### YOUR OBJECTIVE
Repeat exactly each line of the data provided below.

### ENTRIES
——

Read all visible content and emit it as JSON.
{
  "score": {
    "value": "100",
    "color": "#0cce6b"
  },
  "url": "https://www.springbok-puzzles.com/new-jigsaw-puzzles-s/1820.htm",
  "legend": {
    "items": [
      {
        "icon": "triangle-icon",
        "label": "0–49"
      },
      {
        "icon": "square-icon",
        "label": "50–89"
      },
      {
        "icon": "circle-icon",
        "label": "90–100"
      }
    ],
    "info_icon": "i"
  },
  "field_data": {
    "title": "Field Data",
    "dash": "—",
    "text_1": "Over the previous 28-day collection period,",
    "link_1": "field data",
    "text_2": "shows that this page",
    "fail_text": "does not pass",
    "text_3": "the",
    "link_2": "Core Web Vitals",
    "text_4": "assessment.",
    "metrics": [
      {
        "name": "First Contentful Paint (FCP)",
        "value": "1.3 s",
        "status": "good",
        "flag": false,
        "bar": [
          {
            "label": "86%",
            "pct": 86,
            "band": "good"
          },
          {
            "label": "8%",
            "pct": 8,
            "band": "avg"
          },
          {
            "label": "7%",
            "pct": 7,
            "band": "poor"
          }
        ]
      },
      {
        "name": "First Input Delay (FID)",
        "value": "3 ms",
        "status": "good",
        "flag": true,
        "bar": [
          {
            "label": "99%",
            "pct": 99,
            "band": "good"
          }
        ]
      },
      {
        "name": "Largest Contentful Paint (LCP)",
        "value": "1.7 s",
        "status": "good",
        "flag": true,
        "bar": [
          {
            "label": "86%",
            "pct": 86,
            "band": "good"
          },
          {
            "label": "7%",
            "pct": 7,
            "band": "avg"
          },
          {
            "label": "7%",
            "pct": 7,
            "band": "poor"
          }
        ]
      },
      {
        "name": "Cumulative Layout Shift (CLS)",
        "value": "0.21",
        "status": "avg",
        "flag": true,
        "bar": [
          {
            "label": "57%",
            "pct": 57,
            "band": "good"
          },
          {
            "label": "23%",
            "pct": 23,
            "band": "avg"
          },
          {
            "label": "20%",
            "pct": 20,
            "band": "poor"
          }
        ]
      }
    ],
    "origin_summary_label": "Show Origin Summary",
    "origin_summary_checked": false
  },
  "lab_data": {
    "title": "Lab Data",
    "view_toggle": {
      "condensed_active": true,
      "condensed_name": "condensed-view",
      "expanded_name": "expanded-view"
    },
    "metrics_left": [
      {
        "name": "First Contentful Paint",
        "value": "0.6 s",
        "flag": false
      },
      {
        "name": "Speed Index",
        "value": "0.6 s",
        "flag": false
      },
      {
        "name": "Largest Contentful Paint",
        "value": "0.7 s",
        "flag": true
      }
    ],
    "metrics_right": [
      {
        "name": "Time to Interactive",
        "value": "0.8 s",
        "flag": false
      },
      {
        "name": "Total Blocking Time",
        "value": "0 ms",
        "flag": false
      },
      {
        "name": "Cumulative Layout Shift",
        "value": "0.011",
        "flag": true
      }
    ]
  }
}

——

### SOLUTION
Read all visible content and emit it as JSON.
{
  "score": {
    "value": "100",
    "color": "#0cce6b"
  },
  "url": "https://www.springbok-puzzles.com/new-jigsaw-puzzles-s/1820.htm",
  "legend": {
    "items": [
      {
        "icon": "triangle-icon",
        "label": "0–49"
      },
      {
        "icon": "square-icon",
        "label": "50–89"
      },
      {
        "icon": "circle-icon",
        "label": "90–100"
      }
    ],
    "info_icon": "i"
  },
  "field_data": {
    "title": "Field Data",
    "dash": "—",
    "text_1": "Over the previous 28-day collection period,",
    "link_1": "field data",
    "text_2": "shows that this page",
    "fail_text": "does not pass",
    "text_3": "the",
    "link_2": "Core Web Vitals",
    "text_4": "assessment.",
    "metrics": [
      {
        "name": "First Contentful Paint (FCP)",
        "value": "1.3 s",
        "status": "good",
        "flag": false,
        "bar": [
          {
            "label": "86%",
            "pct": 86,
            "band": "good"
          },
          {
            "label": "8%",
            "pct": 8,
            "band": "avg"
          },
          {
            "label": "7%",
            "pct": 7,
            "band": "poor"
          }
        ]
      },
      {
        "name": "First Input Delay (FID)",
        "value": "3 ms",
        "status": "good",
        "flag": true,
        "bar": [
          {
            "label": "99%",
            "pct": 99,
            "band": "good"
          }
        ]
      },
      {
        "name": "Largest Contentful Paint (LCP)",
        "value": "1.7 s",
        "status": "good",
        "flag": true,
        "bar": [
          {
            "label": "86%",
            "pct": 86,
            "band": "good"
          },
          {
            "label": "7%",
            "pct": 7,
            "band": "avg"
          },
          {
            "label": "7%",
            "pct": 7,
            "band": "poor"
          }
        ]
      },
      {
        "name": "Cumulative Layout Shift (CLS)",
        "value": "0.21",
        "status": "avg",
        "flag": true,
        "bar": [
          {
            "label": "57%",
            "pct": 57,
            "band": "good"
          },
          {
            "label": "23%",
            "pct": 23,
            "band": "avg"
          },
          {
            "label": "20%",
            "pct": 20,
            "band": "poor"
          }
        ]
      }
    ],
    "origin_summary_label": "Show Origin Summary",
    "origin_summary_checked": false
  },
  "lab_data": {
    "title": "Lab Data",
    "view_toggle": {
      "condensed_active": true,
      "condensed_name": "condensed-view",
      "expanded_name": "expanded-view"
    },
    "metrics_left": [
      {
        "name": "First Contentful Paint",
        "value": "0.6 s",
        "flag": false
      },
      {
        "name": "Speed Index",
        "value": "0.6 s",
        "flag": false
      },
      {
        "name": "Largest Contentful Paint",
        "value": "0.7 s",
        "flag": true
      }
    ],
    "metrics_right": [
      {
        "name": "Time to Interactive",
        "value": "0.8 s",
        "flag": false
      },
      {
        "name": "Total Blocking Time",
        "value": "0 ms",
        "flag": false
      },
      {
        "name": "Cumulative Layout Shift",
        "value": "0.011",
        "flag": true
      }
    ]
  }
}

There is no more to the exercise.